Problem requirements:
Copy the data precisely, keeping every character.
----- Provided records -----
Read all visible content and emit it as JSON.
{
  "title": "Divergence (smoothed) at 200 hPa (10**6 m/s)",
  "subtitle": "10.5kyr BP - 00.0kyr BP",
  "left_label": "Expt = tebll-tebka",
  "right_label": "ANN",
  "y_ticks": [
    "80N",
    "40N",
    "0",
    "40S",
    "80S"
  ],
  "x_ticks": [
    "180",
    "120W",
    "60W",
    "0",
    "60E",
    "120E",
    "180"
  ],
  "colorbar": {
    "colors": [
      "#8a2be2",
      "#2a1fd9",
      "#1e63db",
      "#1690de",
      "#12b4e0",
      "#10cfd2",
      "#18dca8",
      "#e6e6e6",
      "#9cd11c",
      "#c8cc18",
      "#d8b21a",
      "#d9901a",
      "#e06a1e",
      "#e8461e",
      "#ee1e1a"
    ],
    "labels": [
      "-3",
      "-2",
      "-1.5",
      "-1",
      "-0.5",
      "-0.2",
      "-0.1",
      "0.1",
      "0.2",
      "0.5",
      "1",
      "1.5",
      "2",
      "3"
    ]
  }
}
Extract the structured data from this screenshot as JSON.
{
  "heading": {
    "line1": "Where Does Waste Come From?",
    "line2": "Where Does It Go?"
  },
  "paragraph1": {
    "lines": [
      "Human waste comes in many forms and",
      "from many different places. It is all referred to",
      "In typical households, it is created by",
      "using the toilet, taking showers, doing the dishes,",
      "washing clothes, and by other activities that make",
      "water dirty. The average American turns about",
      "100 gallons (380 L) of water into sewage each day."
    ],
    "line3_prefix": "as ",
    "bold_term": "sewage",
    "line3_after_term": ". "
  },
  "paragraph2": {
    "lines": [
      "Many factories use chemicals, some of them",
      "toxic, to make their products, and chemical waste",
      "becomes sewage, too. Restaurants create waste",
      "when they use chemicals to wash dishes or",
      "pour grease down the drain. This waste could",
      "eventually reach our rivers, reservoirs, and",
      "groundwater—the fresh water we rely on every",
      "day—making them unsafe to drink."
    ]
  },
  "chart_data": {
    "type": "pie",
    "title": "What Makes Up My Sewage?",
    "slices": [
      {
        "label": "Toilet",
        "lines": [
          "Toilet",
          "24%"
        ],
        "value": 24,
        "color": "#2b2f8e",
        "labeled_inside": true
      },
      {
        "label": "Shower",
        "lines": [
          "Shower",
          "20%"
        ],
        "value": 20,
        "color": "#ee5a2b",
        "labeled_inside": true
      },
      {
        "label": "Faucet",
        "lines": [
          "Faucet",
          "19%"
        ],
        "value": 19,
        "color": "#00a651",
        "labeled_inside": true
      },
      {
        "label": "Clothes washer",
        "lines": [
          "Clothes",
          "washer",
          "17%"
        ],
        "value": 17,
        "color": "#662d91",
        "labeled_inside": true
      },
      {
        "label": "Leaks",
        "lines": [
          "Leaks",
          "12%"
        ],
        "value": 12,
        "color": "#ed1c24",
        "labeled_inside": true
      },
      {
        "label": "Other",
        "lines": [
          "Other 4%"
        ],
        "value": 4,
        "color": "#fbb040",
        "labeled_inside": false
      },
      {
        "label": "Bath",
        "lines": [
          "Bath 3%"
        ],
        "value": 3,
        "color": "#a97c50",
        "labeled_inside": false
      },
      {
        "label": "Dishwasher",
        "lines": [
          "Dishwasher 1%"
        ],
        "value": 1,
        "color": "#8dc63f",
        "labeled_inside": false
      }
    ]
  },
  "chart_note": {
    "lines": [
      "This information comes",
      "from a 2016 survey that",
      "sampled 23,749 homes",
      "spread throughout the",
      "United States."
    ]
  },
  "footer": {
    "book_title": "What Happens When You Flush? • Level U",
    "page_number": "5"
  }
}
-----
Finished exercise:
Read all visible content and emit it as JSON.
{
  "title": "Divergence (smoothed) at 200 hPa (10**6 m/s)",
  "subtitle": "10.5kyr BP - 00.0kyr BP",
  "left_label": "Expt = tebll-tebka",
  "right_label": "ANN",
  "y_ticks": [
    "80N",
    "40N",
    "0",
    "40S",
    "80S"
  ],
  "x_ticks": [
    "180",
    "120W",
    "60W",
    "0",
    "60E",
    "120E",
    "180"
  ],
  "colorbar": {
    "colors": [
      "#8a2be2",
      "#2a1fd9",
      "#1e63db",
      "#1690de",
      "#12b4e0",
      "#10cfd2",
      "#18dca8",
      "#e6e6e6",
      "#9cd11c",
      "#c8cc18",
      "#d8b21a",
      "#d9901a",
      "#e06a1e",
      "#e8461e",
      "#ee1e1a"
    ],
    "labels": [
      "-3",
      "-2",
      "-1.5",
      "-1",
      "-0.5",
      "-0.2",
      "-0.1",
      "0.1",
      "0.2",
      "0.5",
      "1",
      "1.5",
      "2",
      "3"
    ]
  }
}
Extract the structured data from this screenshot as JSON.
{
  "heading": {
    "line1": "Where Does Waste Come From?",
    "line2": "Where Does It Go?"
  },
  "paragraph1": {
    "lines": [
      "Human waste comes in many forms and",
      "from many different places. It is all referred to",
      "In typical households, it is created by",
      "using the toilet, taking showers, doing the dishes,",
      "washing clothes, and by other activities that make",
      "water dirty. The average American turns about",
      "100 gallons (380 L) of water into sewage each day."
    ],
    "line3_prefix": "as ",
    "bold_term": "sewage",
    "line3_after_term": ". "
  },
  "paragraph2": {
    "lines": [
      "Many factories use chemicals, some of them",
      "toxic, to make their products, and chemical waste",
      "becomes sewage, too. Restaurants create waste",
      "when they use chemicals to wash dishes or",
      "pour grease down the drain. This waste could",
      "eventually reach our rivers, reservoirs, and",
      "groundwater—the fresh water we rely on every",
      "day—making them unsafe to drink."
    ]
  },
  "chart_data": {
    "type": "pie",
    "title": "What Makes Up My Sewage?",
    "slices": [
      {
        "label": "Toilet",
        "lines": [
          "Toilet",
          "24%"
        ],
        "value": 24,
        "color": "#2b2f8e",
        "labeled_inside": true
      },
      {
        "label": "Shower",
        "lines": [
          "Shower",
          "20%"
        ],
        "value": 20,
        "color": "#ee5a2b",
        "labeled_inside": true
      },
      {
        "label": "Faucet",
        "lines": [
          "Faucet",
          "19%"
        ],
        "value": 19,
        "color": "#00a651",
        "labeled_inside": true
      },
      {
        "label": "Clothes washer",
        "lines": [
          "Clothes",
          "washer",
          "17%"
        ],
        "value": 17,
        "color": "#662d91",
        "labeled_inside": true
      },
      {
        "label": "Leaks",
        "lines": [
          "Leaks",
          "12%"
        ],
        "value": 12,
        "color": "#ed1c24",
        "labeled_inside": true
      },
      {
        "label": "Other",
        "lines": [
          "Other 4%"
        ],
        "value": 4,
        "color": "#fbb040",
        "labeled_inside": false
      },
      {
        "label": "Bath",
        "lines": [
          "Bath 3%"
        ],
        "value": 3,
        "color": "#a97c50",
        "labeled_inside": false
      },
      {
        "label": "Dishwasher",
        "lines": [
          "Dishwasher 1%"
        ],
        "value": 1,
        "color": "#8dc63f",
        "labeled_inside": false
      }
    ]
  },
  "chart_note": {
    "lines": [
      "This information comes",
      "from a 2016 survey that",
      "sampled 23,749 homes",
      "spread throughout the",
      "United States."
    ]
  },
  "footer": {
    "book_title": "What Happens When You Flush? • Level U",
    "page_number": "5"
  }
}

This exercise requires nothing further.